**Passage to read:**
╔══
Eliezer Liepman Philip Prins (Eliezer Liepman; 1835 – 1915), merchant and scholar of Arnhem, the Netherlands. Until 1876, Prins was privately tutored, after which time he continued his studies in Amsterdam and moved to Frankfurt in 1887.

==Biography==
Eliezer Liepman Philip Prins, was the son of Raphael (Philip) Liepman Prins (1802 – 1869) and Mietje Benjamin Prins (née Schaap; 1800 – 1887). He worked in the family's famous carpet business for many years. After he reached middle age, Liepman decided to devote the rest of his life to serious and exhaustive Jewish studies; as part of his investigation he corresponded with many scholars of his generation. In 1885 Eliezer Liepman Philip Prins took his family to Frankfurt, where he continued to study and write on a variety of Jewish and general subjects.

He was married 16 October 1856 in Amsterdam to Henriette Jacobson (1836-1886), the daughter of Jacob Meijer Levien Jacobson (1807-1876) and Sara Abraham Jacobson (1809-1864). They had 8 children:
- Maurits Prins (1858-1932), a diamond dealer who was married to Emma Rosalie Lehmann (1860-1944, Bergen-Belsen), a daughter of Rabbi Marcus Lehmann
- Benjamin Liepman Prins (1860-1934) a painter, married to Theresa Rosa Benari (1862-?)
- Louis Liepman Prins (1861-1862)
- Fannij Prins (1862-1867)
- Dinah Prins (1863-1944, murdered in the Holocaust) married to Jacob Samuel Eisenmann (1859-1913) originally of Frankfurt am Main, and later Antwerpen, where he founded the Eisenmann Synagogue
- Abraham Liepman Prins (1864-1936) a doctor, married to his first cousin Bettij Elias (1871-1952)
- Elisha-Eli Prins (1866-1961) married to Bertha Bondi (1865-1942)
- Justus Liepman Prins (1874-1936)

Following the death of his first wife he remarried in Frankfurt on 18 March 1887 to Sarah Lob of Mainz (1858-1906). They had 4 children:
- Martha Prins (1889-1937)
╚══
**Data extracts:**
╔══
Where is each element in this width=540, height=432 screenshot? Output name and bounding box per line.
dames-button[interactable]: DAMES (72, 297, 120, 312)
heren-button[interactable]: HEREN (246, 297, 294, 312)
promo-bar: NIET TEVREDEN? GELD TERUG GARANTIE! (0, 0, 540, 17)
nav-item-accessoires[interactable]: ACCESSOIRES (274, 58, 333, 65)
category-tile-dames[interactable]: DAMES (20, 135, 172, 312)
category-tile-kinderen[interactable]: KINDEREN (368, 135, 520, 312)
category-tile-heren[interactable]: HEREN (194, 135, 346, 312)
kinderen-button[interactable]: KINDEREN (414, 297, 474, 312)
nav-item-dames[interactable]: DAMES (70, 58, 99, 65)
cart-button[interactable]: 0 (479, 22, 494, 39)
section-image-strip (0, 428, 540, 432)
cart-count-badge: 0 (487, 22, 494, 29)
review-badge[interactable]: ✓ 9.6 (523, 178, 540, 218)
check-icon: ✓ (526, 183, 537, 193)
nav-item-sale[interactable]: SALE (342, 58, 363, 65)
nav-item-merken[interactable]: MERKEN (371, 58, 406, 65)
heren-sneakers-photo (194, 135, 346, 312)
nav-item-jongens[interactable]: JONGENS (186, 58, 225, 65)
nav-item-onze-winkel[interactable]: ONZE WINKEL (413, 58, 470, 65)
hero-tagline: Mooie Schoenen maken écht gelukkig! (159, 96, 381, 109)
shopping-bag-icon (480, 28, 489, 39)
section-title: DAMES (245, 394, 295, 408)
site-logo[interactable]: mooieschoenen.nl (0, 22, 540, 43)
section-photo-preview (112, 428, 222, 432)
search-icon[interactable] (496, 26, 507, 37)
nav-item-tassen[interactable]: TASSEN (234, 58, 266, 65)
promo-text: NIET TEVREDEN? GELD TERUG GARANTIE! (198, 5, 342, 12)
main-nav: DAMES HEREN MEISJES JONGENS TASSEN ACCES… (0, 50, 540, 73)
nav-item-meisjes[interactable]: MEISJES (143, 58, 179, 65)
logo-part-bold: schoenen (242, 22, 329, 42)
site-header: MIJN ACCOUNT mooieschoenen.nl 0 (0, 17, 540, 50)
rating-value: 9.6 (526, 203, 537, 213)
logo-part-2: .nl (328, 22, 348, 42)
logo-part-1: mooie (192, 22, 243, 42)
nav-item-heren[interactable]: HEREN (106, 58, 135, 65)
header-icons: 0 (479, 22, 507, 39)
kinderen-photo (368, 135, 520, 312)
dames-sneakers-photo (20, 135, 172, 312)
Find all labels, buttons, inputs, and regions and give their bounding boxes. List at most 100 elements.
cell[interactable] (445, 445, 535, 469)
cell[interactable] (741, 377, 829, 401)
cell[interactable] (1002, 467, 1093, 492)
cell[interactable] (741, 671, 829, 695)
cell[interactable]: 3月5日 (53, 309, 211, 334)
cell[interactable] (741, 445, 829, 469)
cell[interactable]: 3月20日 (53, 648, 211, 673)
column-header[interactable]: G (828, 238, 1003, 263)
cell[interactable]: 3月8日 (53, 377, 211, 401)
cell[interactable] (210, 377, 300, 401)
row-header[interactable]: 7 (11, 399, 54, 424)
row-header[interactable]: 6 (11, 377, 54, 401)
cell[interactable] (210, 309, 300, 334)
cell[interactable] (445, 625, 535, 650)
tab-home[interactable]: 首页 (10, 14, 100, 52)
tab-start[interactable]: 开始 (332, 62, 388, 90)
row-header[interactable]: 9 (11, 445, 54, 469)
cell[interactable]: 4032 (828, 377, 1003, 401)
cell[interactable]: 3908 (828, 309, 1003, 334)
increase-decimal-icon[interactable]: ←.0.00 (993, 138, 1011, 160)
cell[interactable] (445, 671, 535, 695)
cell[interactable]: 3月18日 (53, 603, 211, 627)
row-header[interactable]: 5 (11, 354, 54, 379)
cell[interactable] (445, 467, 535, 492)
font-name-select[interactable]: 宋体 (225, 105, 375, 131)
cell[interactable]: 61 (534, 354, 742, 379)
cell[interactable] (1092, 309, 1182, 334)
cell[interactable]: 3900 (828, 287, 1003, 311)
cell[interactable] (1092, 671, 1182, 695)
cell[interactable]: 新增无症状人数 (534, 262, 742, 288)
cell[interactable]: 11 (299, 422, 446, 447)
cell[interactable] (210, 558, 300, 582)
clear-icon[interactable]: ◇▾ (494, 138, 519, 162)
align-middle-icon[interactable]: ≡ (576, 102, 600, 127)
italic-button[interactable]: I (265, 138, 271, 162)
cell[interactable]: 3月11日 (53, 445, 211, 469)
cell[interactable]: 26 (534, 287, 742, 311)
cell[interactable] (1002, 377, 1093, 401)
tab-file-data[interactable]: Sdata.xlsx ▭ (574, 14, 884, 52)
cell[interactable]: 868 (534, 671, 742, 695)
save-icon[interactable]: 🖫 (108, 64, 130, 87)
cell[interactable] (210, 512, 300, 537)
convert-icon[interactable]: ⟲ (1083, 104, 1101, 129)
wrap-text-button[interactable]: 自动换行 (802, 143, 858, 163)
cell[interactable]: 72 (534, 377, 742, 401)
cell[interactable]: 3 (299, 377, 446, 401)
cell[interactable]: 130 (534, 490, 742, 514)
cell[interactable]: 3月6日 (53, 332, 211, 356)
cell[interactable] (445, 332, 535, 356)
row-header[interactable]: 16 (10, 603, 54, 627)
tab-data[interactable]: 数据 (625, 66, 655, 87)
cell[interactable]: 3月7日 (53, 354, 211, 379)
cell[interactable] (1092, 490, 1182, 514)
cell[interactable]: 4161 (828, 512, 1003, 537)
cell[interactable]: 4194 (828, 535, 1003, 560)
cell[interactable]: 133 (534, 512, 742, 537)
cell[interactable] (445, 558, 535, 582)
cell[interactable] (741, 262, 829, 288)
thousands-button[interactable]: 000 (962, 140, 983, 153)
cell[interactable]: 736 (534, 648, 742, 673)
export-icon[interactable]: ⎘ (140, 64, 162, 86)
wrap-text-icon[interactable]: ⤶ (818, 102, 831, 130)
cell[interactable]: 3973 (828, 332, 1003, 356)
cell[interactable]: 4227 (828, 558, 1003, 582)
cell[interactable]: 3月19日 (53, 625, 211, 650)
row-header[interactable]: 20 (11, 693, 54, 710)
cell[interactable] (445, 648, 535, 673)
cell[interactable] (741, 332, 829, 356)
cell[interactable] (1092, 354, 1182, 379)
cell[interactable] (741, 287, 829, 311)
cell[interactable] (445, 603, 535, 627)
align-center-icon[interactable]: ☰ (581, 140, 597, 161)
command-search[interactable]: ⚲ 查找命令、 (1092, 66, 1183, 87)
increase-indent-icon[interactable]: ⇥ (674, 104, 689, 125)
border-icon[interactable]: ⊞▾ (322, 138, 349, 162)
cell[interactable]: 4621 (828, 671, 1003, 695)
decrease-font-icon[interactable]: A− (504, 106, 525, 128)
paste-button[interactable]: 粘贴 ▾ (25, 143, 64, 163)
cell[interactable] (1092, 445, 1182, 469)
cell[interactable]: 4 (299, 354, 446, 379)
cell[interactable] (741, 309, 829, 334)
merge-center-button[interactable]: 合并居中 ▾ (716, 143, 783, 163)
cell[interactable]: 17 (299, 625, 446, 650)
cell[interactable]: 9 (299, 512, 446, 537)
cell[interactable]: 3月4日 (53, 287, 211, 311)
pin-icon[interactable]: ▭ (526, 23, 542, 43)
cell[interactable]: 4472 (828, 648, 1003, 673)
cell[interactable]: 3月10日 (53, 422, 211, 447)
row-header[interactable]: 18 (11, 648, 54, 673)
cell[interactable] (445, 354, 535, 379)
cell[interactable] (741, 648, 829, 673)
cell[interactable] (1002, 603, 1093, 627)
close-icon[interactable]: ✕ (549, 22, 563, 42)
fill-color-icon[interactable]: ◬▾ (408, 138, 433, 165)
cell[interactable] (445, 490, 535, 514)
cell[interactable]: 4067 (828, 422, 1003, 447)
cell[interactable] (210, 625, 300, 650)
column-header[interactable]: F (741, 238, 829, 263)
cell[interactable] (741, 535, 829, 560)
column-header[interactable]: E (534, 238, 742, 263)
╚══
**Tasks to complete:**
1. Sum up the biography of Eliezer Liepman Philip Prins in two sentences.
2. From the biography of Eliezer Liepman Philip Prins, reproduce the part that opens with the words containing "- Fannij Prins" and closes with "Martha Prins (1889-1937)".
3. Write what comes next in the biography of Eliezer Liepman Philip Prins, picking up after its last line.

**Responses for each task:**
1. Eliezer Liepman Philip Prins (1835–1915) was a merchant and scholar of Arnhem who worked for many years in his family's carpet business before devoting the rest of his life to Jewish studies and corresponding with many scholars. He married Henriette Jacobson in 1856 and had eight children with her, and after her death he remarried in Frankfurt to Sarah Lob of Mainz, with whom he had four children.

2.
- Fannij Prins (1862-1867)
- Dinah Prins (1863-1944, murdered in the Holocaust) married to Jacob Samuel Eisenmann (1859-1913) originally of Frankfurt am Main, and later Antwerpen, where he founded the Eisenmann Synagogue
- Abraham Liepman Prins (1864-1936) a doctor, married to his first cousin Bettij Elias (1871-1952)
- Elisha-Eli Prins (1866-1961) married to Bertha Bondi (1865-1942)
- Justus Liepman Prins (1874-1936)

Following the death of his first wife he remarried in Frankfurt on 18 March 1887 to Sarah Lob of Mainz (1858-1906). They had 4 children:
- Martha Prins (1889-1937)

3.
- Sophie Wilhelmina Shifra Prins (1892-1971) married to Iwan Salomon (1881-1972), who had two children, Els Bendheim and Herman Prins Salomon.
- Estella Hadassah Prins (1893-1968)
- Ludwig (Raphael Yehudah) Prins (1897-1976) married to Mally Kaufman (1892-1959)

After the death of his second wife, he married Jenny Epstein.

== Publications ==
Eliezer Liepman Philip Prins edited and published the following books:
- The previously unedited part of the work by David Abudirham, Tashlum-Abudraham, for Mekitze Nirdamim (1900), publisher
- The second edition of Seder Berakhot by Michael Moravsky, introduction
- Annotations on the tractate Ḥullin (204b)
- Annotations on the siddur (in Oẓar ha-Tefillot, 1915)
- Many articles in Jewish weeklies and journals
- Letters and correspondences including She'elot ve'teshuvot to leading rabbis of his day

In recent years more details became known about him as one of his grandchildren, Els Bendheim, initiated the publication of his correspondence, the marginal notes he made in his books, and an anthology of his work in Dutch.

The Eliezer Liepman Philip Prins library, consisting of 6,000 books, was moved to Jerusalem (and opened to the public in 1930); it is still kept as such at the Lifshitz College of Education.